Look through the lines below and extract any with the word "Resilience".

= INFORMATION SUPPLIED =
-------------------------

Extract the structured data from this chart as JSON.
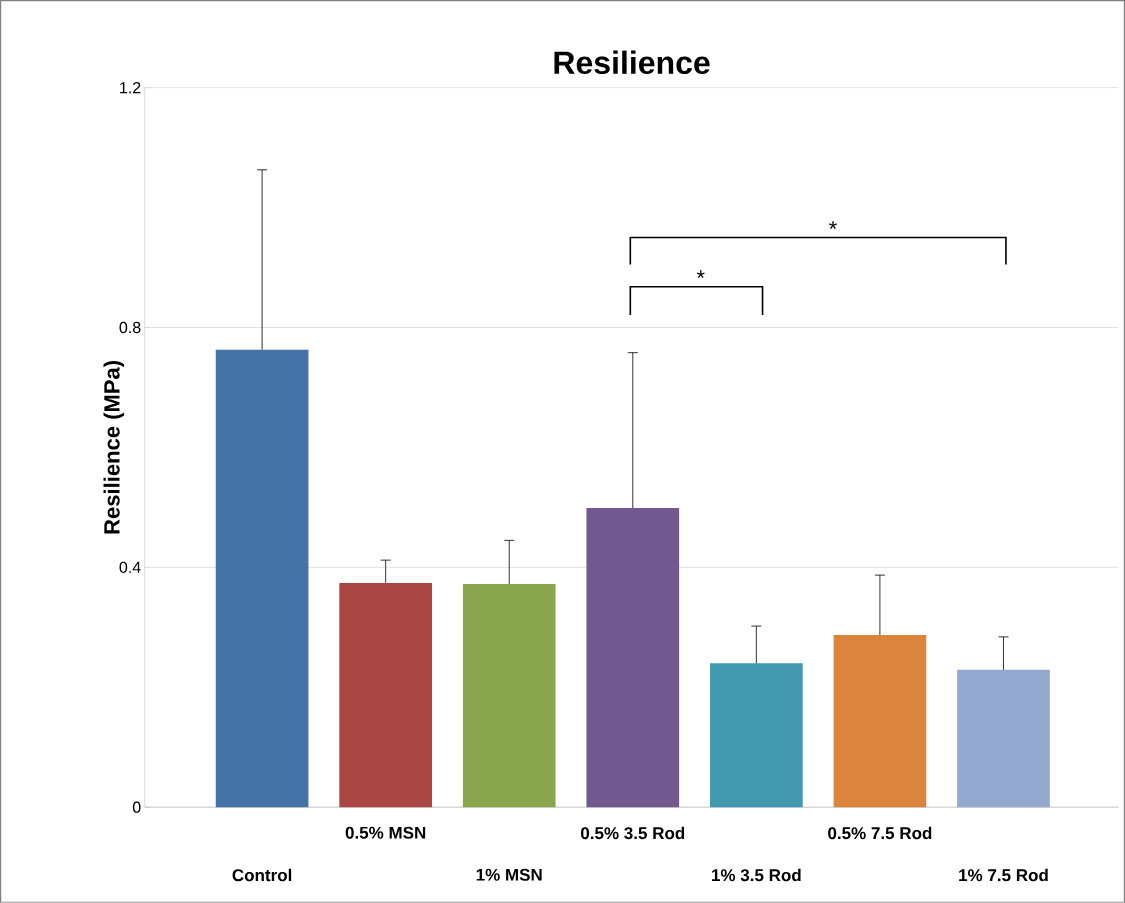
{
  "chart_data": {
    "type": "bar",
    "title": "Resilience",
    "ylabel": "Resilience (MPa)",
    "categories": [
      "Control",
      "0.5% MSN",
      "1% MSN",
      "0.5% 3.5 Rod",
      "1% 3.5 Rod",
      "0.5% 7.5 Rod",
      "1% 7.5 Rod"
    ],
    "values": [
      0.763,
      0.374,
      0.372,
      0.499,
      0.24,
      0.287,
      0.229
    ],
    "errors": [
      [
        0.763,
        1.063
      ],
      [
        0.374,
        0.412
      ],
      [
        0.372,
        0.445
      ],
      [
        0.499,
        0.758
      ],
      [
        0.24,
        0.302
      ],
      [
        0.287,
        0.387
      ],
      [
        0.229,
        0.284
      ]
    ],
    "colors": [
      "#4572a7",
      "#aa4643",
      "#89a54e",
      "#71588f",
      "#4198af",
      "#db843d",
      "#93a9cf"
    ],
    "ylim": [
      0,
      1.2
    ],
    "yticks": [
      0,
      0.4,
      0.8,
      1.2
    ],
    "grid": "y",
    "annotations": [
      "*",
      "*"
    ]
  }
}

-------------------------

= EXERCISE RESULT =
    "title": "Resilience",
    "ylabel": "Resilience (MPa)",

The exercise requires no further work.